§ TASK BRIEF:
Write out the listing below in full and exactly, leaving out every picture.

§ TASK MATERIAL:
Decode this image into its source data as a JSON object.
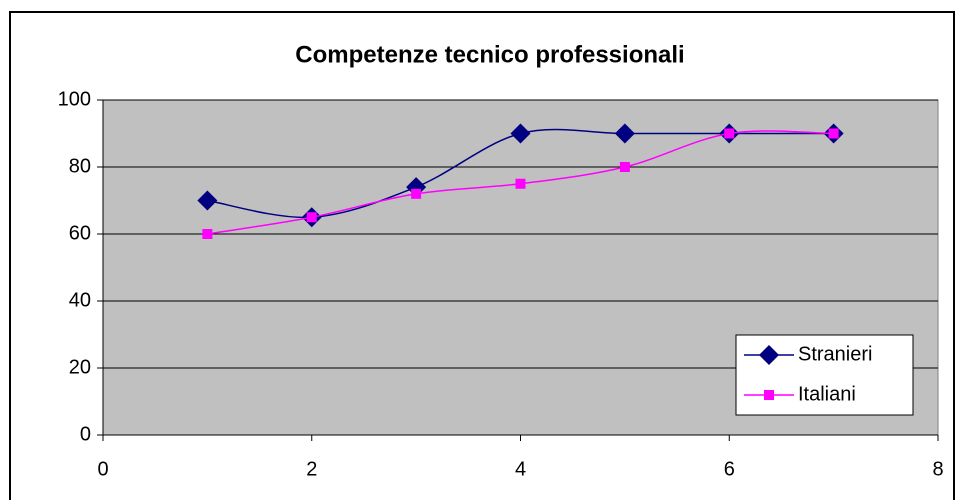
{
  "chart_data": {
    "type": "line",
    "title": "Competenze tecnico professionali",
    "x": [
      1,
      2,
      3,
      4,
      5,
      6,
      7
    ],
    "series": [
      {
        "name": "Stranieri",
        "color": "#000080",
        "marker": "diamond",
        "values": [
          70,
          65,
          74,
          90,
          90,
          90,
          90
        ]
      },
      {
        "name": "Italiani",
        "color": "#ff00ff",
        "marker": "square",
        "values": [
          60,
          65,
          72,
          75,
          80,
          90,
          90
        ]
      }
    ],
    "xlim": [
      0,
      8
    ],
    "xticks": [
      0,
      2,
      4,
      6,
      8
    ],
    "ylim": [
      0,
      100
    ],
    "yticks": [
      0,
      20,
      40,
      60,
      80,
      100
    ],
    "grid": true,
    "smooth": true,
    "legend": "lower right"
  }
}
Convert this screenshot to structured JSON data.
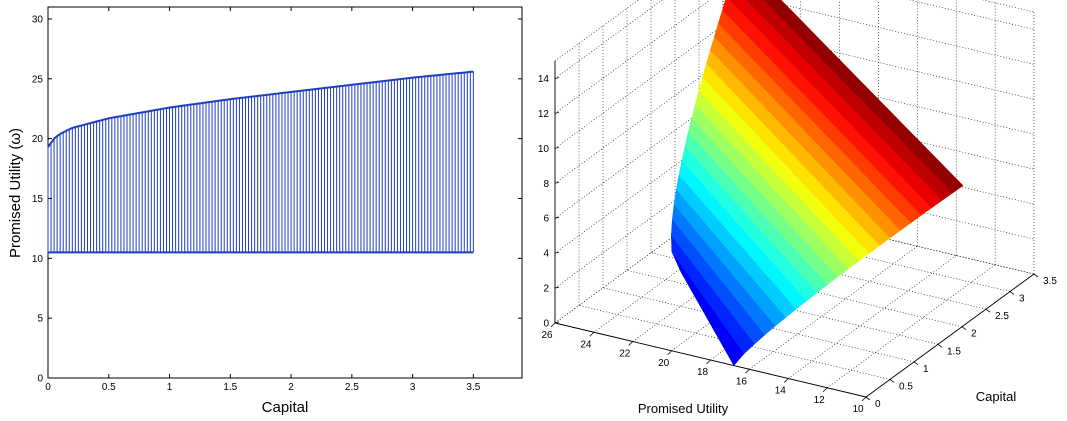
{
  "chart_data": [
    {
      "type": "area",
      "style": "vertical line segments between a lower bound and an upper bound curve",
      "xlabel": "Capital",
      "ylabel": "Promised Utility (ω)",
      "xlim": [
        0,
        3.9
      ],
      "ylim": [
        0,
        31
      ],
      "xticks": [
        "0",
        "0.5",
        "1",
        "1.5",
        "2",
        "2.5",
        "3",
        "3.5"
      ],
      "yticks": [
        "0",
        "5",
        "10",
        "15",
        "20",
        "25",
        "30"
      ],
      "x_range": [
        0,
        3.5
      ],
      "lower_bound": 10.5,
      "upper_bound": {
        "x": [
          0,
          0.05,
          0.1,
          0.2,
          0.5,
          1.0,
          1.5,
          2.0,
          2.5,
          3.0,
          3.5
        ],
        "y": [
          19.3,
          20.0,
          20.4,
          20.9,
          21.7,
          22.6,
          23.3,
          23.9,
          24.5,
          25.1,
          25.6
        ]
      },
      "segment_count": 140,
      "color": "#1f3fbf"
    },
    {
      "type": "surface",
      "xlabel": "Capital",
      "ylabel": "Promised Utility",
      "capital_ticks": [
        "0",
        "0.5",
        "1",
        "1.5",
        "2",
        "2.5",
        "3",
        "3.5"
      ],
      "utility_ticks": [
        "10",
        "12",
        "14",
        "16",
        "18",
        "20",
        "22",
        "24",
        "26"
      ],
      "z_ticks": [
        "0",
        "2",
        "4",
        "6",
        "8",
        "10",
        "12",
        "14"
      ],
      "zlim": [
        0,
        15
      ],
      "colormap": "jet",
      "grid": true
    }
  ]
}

§ RESPONSE:
Decode this image into its source data as a JSON object.
{
  "chart_data": {
    "type": "line",
    "title": "Competenze tecnico professionali",
    "x": [
      1,
      2,
      3,
      4,
      5,
      6,
      7
    ],
    "series": [
      {
        "name": "Stranieri",
        "color": "#000080",
        "marker": "diamond",
        "values": [
          70,
          65,
          74,
          90,
          90,
          90,
          90
        ]
      },
      {
        "name": "Italiani",
        "color": "#ff00ff",
        "marker": "square",
        "values": [
          60,
          65,
          72,
          75,
          80,
          90,
          90
        ]
      }
    ],
    "xlim": [
      0,
      8
    ],
    "xticks": [
      0,
      2,
      4,
      6,
      8
    ],
    "ylim": [
      0,
      100
    ],
    "yticks": [
      0,
      20,
      40,
      60,
      80,
      100
    ],
    "grid": true,
    "smooth": true,
    "legend": "lower right"
  }
}
Convert this screenshot to structured JSON data.
{
  "chart_data": [
    {
      "type": "area",
      "style": "vertical line segments between a lower bound and an upper bound curve",
      "xlabel": "Capital",
      "ylabel": "Promised Utility (ω)",
      "xlim": [
        0,
        3.9
      ],
      "ylim": [
        0,
        31
      ],
      "xticks": [
        "0",
        "0.5",
        "1",
        "1.5",
        "2",
        "2.5",
        "3",
        "3.5"
      ],
      "yticks": [
        "0",
        "5",
        "10",
        "15",
        "20",
        "25",
        "30"
      ],
      "x_range": [
        0,
        3.5
      ],
      "lower_bound": 10.5,
      "upper_bound": {
        "x": [
          0,
          0.05,
          0.1,
          0.2,
          0.5,
          1.0,
          1.5,
          2.0,
          2.5,
          3.0,
          3.5
        ],
        "y": [
          19.3,
          20.0,
          20.4,
          20.9,
          21.7,
          22.6,
          23.3,
          23.9,
          24.5,
          25.1,
          25.6
        ]
      },
      "segment_count": 140,
      "color": "#1f3fbf"
    },
    {
      "type": "surface",
      "xlabel": "Capital",
      "ylabel": "Promised Utility",
      "capital_ticks": [
        "0",
        "0.5",
        "1",
        "1.5",
        "2",
        "2.5",
        "3",
        "3.5"
      ],
      "utility_ticks": [
        "10",
        "12",
        "14",
        "16",
        "18",
        "20",
        "22",
        "24",
        "26"
      ],
      "z_ticks": [
        "0",
        "2",
        "4",
        "6",
        "8",
        "10",
        "12",
        "14"
      ],
      "zlim": [
        0,
        15
      ],
      "colormap": "jet",
      "grid": true
    }
  ]
}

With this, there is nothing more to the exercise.